**Prompt:**
Go through the entries below and pick out every line with "location".

**Exercise input:**
···
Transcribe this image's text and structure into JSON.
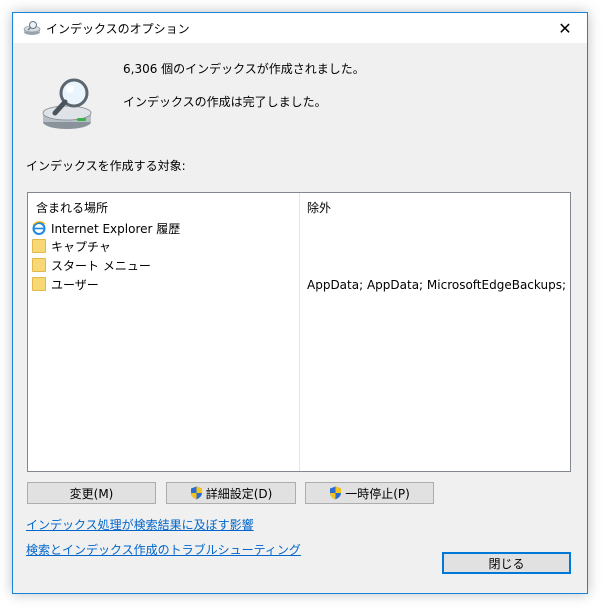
{
  "window": {
    "title": "インデックスのオプション",
    "close_glyph": "✕"
  },
  "status": {
    "line1": "6,306 個のインデックスが作成されました。",
    "line2": "インデックスの作成は完了しました。"
  },
  "section_label": "インデックスを作成する対象:",
  "list": {
    "columns": {
      "included": "含まれる場所",
      "excluded": "除外"
    },
    "rows": [
      {
        "location": "Internet Explorer 履歴",
        "icon": "ie-icon",
        "exclude": ""
      },
      {
        "location": "キャプチャ",
        "icon": "folder-icon",
        "exclude": ""
      },
      {
        "location": "スタート メニュー",
        "icon": "folder-icon",
        "exclude": ""
      },
      {
        "location": "ユーザー",
        "icon": "folder-icon",
        "exclude": "AppData; AppData; MicrosoftEdgeBackups; Mi..."
      }
    ]
  },
  "buttons": {
    "modify": "変更(M)",
    "advanced": "詳細設定(D)",
    "pause": "一時停止(P)",
    "close": "閉じる"
  },
  "links": {
    "affect": "インデックス処理が検索結果に及ぼす影響",
    "troubleshoot": "検索とインデックス作成のトラブルシューティング"
  },
  "colors": {
    "accent": "#0078d7",
    "link": "#0066cc",
    "folder": "#f8d775",
    "shield_blue": "#2b6cd1",
    "shield_yellow": "#f4c21b"
  }
}
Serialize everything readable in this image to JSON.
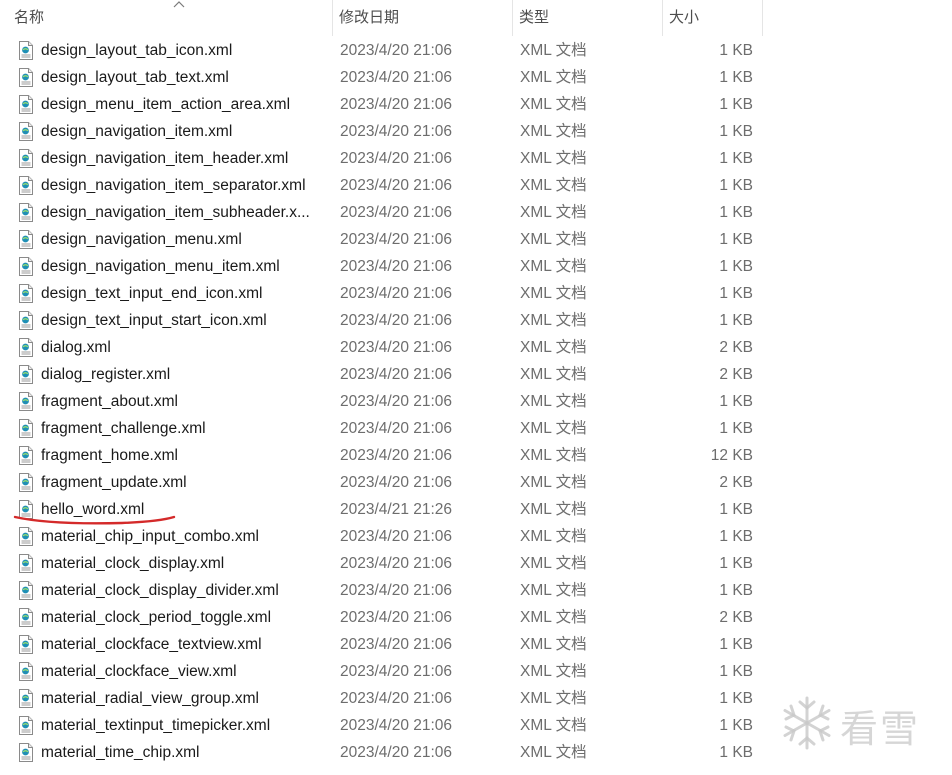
{
  "columns": {
    "name": "名称",
    "date": "修改日期",
    "type": "类型",
    "size": "大小"
  },
  "files": [
    {
      "name": "design_layout_tab_icon.xml",
      "date": "2023/4/20 21:06",
      "type": "XML 文档",
      "size": "1 KB"
    },
    {
      "name": "design_layout_tab_text.xml",
      "date": "2023/4/20 21:06",
      "type": "XML 文档",
      "size": "1 KB"
    },
    {
      "name": "design_menu_item_action_area.xml",
      "date": "2023/4/20 21:06",
      "type": "XML 文档",
      "size": "1 KB"
    },
    {
      "name": "design_navigation_item.xml",
      "date": "2023/4/20 21:06",
      "type": "XML 文档",
      "size": "1 KB"
    },
    {
      "name": "design_navigation_item_header.xml",
      "date": "2023/4/20 21:06",
      "type": "XML 文档",
      "size": "1 KB"
    },
    {
      "name": "design_navigation_item_separator.xml",
      "date": "2023/4/20 21:06",
      "type": "XML 文档",
      "size": "1 KB"
    },
    {
      "name": "design_navigation_item_subheader.x...",
      "date": "2023/4/20 21:06",
      "type": "XML 文档",
      "size": "1 KB"
    },
    {
      "name": "design_navigation_menu.xml",
      "date": "2023/4/20 21:06",
      "type": "XML 文档",
      "size": "1 KB"
    },
    {
      "name": "design_navigation_menu_item.xml",
      "date": "2023/4/20 21:06",
      "type": "XML 文档",
      "size": "1 KB"
    },
    {
      "name": "design_text_input_end_icon.xml",
      "date": "2023/4/20 21:06",
      "type": "XML 文档",
      "size": "1 KB"
    },
    {
      "name": "design_text_input_start_icon.xml",
      "date": "2023/4/20 21:06",
      "type": "XML 文档",
      "size": "1 KB"
    },
    {
      "name": "dialog.xml",
      "date": "2023/4/20 21:06",
      "type": "XML 文档",
      "size": "2 KB"
    },
    {
      "name": "dialog_register.xml",
      "date": "2023/4/20 21:06",
      "type": "XML 文档",
      "size": "2 KB"
    },
    {
      "name": "fragment_about.xml",
      "date": "2023/4/20 21:06",
      "type": "XML 文档",
      "size": "1 KB"
    },
    {
      "name": "fragment_challenge.xml",
      "date": "2023/4/20 21:06",
      "type": "XML 文档",
      "size": "1 KB"
    },
    {
      "name": "fragment_home.xml",
      "date": "2023/4/20 21:06",
      "type": "XML 文档",
      "size": "12 KB"
    },
    {
      "name": "fragment_update.xml",
      "date": "2023/4/20 21:06",
      "type": "XML 文档",
      "size": "2 KB"
    },
    {
      "name": "hello_word.xml",
      "date": "2023/4/21 21:26",
      "type": "XML 文档",
      "size": "1 KB"
    },
    {
      "name": "material_chip_input_combo.xml",
      "date": "2023/4/20 21:06",
      "type": "XML 文档",
      "size": "1 KB"
    },
    {
      "name": "material_clock_display.xml",
      "date": "2023/4/20 21:06",
      "type": "XML 文档",
      "size": "1 KB"
    },
    {
      "name": "material_clock_display_divider.xml",
      "date": "2023/4/20 21:06",
      "type": "XML 文档",
      "size": "1 KB"
    },
    {
      "name": "material_clock_period_toggle.xml",
      "date": "2023/4/20 21:06",
      "type": "XML 文档",
      "size": "2 KB"
    },
    {
      "name": "material_clockface_textview.xml",
      "date": "2023/4/20 21:06",
      "type": "XML 文档",
      "size": "1 KB"
    },
    {
      "name": "material_clockface_view.xml",
      "date": "2023/4/20 21:06",
      "type": "XML 文档",
      "size": "1 KB"
    },
    {
      "name": "material_radial_view_group.xml",
      "date": "2023/4/20 21:06",
      "type": "XML 文档",
      "size": "1 KB"
    },
    {
      "name": "material_textinput_timepicker.xml",
      "date": "2023/4/20 21:06",
      "type": "XML 文档",
      "size": "1 KB"
    },
    {
      "name": "material_time_chip.xml",
      "date": "2023/4/20 21:06",
      "type": "XML 文档",
      "size": "1 KB"
    }
  ],
  "icon": "xml-file-icon",
  "sort_icon": "sort-up-icon",
  "highlighted_file": "hello_word.xml",
  "annotation_color": "#d42a2a",
  "watermark": {
    "text": "看雪",
    "icon": "snowflake-icon"
  }
}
···
**Complete output:**
        "location": "Internet Explorer 履歴",
        "location": "キャプチャ",
        "location": "スタート メニュー",
        "location": "ユーザー",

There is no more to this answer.